Exercise directions: Type the listing below out again exactly. No images.

Data to process:

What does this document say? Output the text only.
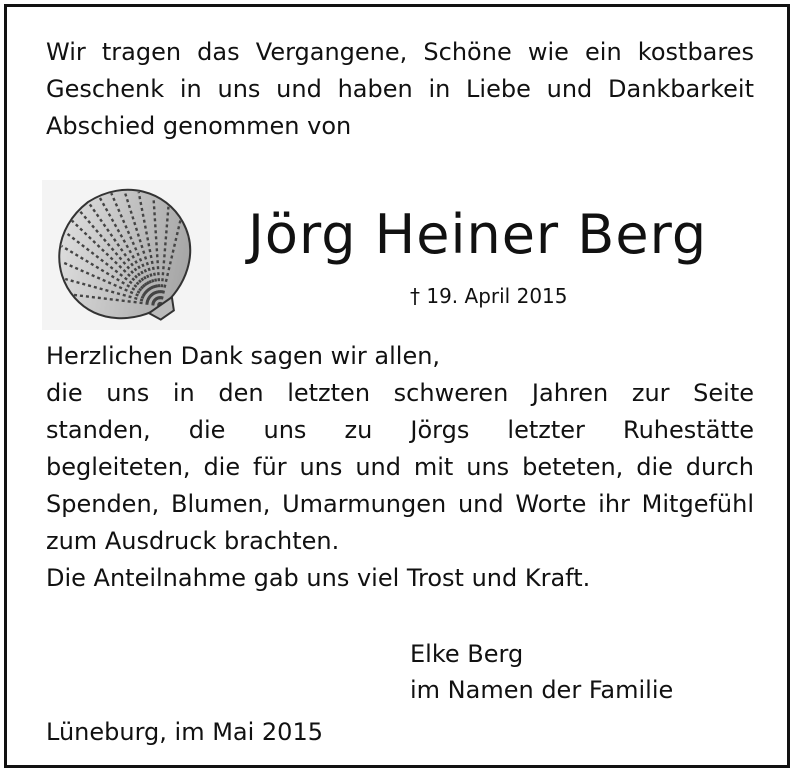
Wir tragen das Vergangene, Schöne wie ein kostbares
Geschenk in uns und haben in Liebe und Dankbarkeit
Abschied genommen von
Jörg Heiner Berg
† 19. April 2015
Herzlichen Dank sagen wir allen,
die uns in den letzten schweren Jahren zur Seite
standen, die uns zu Jörgs letzter Ruhestätte
begleiteten, die für uns und mit uns beteten, die durch
Spenden, Blumen, Umarmungen und Worte ihr Mitgefühl
zum Ausdruck brachten.
Die Anteilnahme gab uns viel Trost und Kraft.
Elke Berg
im Namen der Familie
Lüneburg, im Mai 2015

Answer for the task:
What does this document say? Output the text only.
Wir tragen das Vergangene, Schöne wie ein kostbares
Geschenk in uns und haben in Liebe und Dankbarkeit
Abschied genommen von
Jörg Heiner Berg
† 19. April 2015
Herzlichen Dank sagen wir allen,
die uns in den letzten schweren Jahren zur Seite
standen, die uns zu Jörgs letzter Ruhestätte
begleiteten, die für uns und mit uns beteten, die durch
Spenden, Blumen, Umarmungen und Worte ihr Mitgefühl
zum Ausdruck brachten.
Die Anteilnahme gab uns viel Trost und Kraft.
Elke Berg
im Namen der Familie
Lüneburg, im Mai 2015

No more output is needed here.